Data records

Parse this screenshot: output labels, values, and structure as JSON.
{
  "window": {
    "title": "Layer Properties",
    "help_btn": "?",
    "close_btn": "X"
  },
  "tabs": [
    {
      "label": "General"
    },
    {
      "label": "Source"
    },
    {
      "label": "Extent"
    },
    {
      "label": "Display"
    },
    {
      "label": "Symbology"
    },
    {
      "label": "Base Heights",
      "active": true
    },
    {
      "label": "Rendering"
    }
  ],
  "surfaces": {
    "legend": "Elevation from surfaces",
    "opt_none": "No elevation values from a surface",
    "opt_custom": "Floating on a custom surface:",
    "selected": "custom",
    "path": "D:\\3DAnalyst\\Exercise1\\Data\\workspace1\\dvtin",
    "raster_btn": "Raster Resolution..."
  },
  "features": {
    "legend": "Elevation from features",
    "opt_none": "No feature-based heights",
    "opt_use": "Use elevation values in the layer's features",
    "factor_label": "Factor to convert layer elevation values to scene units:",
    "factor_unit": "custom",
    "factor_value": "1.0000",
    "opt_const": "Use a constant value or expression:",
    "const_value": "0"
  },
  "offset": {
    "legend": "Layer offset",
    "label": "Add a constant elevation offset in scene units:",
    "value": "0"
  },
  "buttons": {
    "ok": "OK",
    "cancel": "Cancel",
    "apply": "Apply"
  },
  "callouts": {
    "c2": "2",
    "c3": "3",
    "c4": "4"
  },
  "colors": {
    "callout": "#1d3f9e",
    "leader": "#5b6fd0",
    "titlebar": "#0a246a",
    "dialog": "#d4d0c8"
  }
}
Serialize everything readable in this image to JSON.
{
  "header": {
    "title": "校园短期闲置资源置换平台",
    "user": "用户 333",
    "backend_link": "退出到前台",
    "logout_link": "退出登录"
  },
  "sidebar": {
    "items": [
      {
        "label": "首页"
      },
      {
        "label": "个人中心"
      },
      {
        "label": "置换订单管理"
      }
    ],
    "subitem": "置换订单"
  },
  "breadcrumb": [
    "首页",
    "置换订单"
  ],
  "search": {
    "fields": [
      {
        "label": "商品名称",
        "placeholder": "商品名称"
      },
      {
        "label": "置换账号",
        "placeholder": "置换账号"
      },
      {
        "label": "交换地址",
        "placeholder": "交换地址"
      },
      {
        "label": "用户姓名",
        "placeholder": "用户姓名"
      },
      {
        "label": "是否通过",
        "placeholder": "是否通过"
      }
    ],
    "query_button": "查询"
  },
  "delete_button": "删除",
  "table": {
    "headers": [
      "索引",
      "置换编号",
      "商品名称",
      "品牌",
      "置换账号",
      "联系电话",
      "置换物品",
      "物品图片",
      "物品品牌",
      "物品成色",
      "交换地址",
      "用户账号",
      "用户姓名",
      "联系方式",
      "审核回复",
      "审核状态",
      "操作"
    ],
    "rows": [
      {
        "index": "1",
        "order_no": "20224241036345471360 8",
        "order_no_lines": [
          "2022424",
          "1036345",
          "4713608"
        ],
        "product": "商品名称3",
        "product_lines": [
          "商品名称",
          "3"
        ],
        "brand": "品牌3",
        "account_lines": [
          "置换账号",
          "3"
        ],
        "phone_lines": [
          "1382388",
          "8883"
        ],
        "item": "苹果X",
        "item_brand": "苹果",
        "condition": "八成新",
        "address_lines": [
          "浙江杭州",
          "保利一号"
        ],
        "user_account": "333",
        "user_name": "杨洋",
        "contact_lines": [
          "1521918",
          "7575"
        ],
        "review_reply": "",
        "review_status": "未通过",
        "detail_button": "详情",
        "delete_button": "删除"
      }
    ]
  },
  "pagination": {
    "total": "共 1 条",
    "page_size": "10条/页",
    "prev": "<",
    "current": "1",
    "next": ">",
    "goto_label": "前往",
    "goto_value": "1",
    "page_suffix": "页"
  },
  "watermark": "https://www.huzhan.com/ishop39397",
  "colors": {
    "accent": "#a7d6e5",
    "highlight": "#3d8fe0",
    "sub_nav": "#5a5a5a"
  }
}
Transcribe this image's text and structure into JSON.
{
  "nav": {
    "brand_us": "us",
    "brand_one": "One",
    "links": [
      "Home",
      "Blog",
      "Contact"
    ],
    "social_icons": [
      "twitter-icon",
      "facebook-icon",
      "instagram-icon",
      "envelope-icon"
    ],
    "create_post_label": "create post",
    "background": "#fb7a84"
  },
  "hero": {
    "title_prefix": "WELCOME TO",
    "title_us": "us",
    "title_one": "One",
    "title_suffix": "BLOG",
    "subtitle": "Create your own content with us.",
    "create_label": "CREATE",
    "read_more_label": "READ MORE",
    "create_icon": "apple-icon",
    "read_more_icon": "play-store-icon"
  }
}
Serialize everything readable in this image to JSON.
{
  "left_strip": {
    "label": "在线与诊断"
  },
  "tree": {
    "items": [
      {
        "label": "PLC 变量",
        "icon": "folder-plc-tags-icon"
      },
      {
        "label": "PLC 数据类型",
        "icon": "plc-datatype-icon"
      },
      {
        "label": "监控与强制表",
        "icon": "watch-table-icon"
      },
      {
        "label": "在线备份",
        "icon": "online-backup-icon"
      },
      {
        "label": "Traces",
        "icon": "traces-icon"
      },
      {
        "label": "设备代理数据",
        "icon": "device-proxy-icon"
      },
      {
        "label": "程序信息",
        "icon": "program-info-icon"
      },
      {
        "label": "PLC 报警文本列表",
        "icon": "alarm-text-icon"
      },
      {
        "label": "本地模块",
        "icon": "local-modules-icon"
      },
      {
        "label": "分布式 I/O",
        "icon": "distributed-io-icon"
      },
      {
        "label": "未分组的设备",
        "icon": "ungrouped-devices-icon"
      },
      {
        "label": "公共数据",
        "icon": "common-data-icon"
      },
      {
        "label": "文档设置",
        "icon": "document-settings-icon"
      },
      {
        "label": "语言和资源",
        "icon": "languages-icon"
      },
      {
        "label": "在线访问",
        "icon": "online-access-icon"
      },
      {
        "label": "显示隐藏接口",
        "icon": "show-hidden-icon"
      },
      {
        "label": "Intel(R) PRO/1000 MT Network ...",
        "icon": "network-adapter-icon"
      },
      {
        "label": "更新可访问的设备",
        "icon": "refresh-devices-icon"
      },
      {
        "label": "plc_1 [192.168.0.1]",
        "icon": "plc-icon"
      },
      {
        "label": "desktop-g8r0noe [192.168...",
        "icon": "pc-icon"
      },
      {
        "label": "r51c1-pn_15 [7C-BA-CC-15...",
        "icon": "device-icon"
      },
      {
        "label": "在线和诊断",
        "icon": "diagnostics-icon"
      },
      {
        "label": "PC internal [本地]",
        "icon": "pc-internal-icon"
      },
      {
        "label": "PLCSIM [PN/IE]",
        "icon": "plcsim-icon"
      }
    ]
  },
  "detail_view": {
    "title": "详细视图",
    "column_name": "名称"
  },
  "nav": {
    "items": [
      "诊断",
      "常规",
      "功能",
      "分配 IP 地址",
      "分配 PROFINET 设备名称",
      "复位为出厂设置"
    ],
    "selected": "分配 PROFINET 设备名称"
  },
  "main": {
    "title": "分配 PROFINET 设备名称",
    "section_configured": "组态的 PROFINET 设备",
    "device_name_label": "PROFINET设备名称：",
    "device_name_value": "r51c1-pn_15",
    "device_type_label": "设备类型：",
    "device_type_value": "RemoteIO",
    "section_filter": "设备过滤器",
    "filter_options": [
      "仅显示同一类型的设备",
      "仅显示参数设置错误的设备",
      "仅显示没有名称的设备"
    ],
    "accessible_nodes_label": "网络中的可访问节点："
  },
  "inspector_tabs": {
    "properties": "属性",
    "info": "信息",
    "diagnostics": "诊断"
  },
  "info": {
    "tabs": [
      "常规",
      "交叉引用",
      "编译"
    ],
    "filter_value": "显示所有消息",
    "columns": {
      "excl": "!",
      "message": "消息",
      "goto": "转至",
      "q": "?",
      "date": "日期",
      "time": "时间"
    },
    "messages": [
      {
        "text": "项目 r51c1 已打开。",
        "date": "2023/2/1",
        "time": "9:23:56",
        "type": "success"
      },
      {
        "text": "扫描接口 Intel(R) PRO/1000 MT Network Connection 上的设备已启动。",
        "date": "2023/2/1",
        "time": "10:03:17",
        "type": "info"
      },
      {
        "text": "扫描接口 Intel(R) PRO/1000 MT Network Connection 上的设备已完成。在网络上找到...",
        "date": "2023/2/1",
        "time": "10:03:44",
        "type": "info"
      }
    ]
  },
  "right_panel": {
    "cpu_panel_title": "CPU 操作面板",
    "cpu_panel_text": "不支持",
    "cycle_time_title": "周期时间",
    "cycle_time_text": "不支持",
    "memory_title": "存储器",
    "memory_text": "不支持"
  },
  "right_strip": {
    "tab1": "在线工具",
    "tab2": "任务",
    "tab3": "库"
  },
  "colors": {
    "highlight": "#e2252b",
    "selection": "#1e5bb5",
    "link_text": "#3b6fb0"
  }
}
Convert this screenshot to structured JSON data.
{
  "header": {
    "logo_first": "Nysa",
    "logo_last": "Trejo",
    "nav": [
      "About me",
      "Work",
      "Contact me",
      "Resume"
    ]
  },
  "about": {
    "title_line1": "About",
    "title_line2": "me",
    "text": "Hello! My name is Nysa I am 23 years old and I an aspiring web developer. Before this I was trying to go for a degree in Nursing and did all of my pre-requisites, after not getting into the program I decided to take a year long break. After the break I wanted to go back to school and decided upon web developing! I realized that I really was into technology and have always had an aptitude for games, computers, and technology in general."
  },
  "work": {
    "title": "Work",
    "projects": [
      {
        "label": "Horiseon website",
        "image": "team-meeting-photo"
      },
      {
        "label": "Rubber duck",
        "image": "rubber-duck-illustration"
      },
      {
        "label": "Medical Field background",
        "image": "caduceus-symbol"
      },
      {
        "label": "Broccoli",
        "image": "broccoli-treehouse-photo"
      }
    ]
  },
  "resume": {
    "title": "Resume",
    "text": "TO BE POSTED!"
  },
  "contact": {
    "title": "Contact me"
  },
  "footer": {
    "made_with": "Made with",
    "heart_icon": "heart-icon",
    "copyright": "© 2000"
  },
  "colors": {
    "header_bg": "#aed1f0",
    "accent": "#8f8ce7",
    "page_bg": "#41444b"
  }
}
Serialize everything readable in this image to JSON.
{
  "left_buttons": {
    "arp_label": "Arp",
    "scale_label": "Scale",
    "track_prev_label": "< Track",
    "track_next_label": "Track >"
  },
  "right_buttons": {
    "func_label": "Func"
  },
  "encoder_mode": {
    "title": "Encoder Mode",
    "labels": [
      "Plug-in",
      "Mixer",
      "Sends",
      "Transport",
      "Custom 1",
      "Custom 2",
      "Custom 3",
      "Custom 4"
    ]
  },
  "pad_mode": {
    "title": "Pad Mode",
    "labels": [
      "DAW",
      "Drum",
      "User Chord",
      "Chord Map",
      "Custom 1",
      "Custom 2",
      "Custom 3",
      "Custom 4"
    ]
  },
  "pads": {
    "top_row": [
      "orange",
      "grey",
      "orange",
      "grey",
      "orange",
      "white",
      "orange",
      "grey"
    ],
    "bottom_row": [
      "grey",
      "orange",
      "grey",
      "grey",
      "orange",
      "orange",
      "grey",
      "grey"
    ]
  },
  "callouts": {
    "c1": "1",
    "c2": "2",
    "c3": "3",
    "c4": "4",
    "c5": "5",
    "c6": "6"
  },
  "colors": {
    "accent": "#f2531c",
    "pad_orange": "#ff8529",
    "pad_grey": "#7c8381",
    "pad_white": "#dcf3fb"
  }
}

_Goal of the exercise_
Keep only those lines of the records that hold "置换账号", and return them.

_Finished task_
        "label": "置换账号",
        "placeholder": "置换账号"
      "置换账号",
          "置换账号",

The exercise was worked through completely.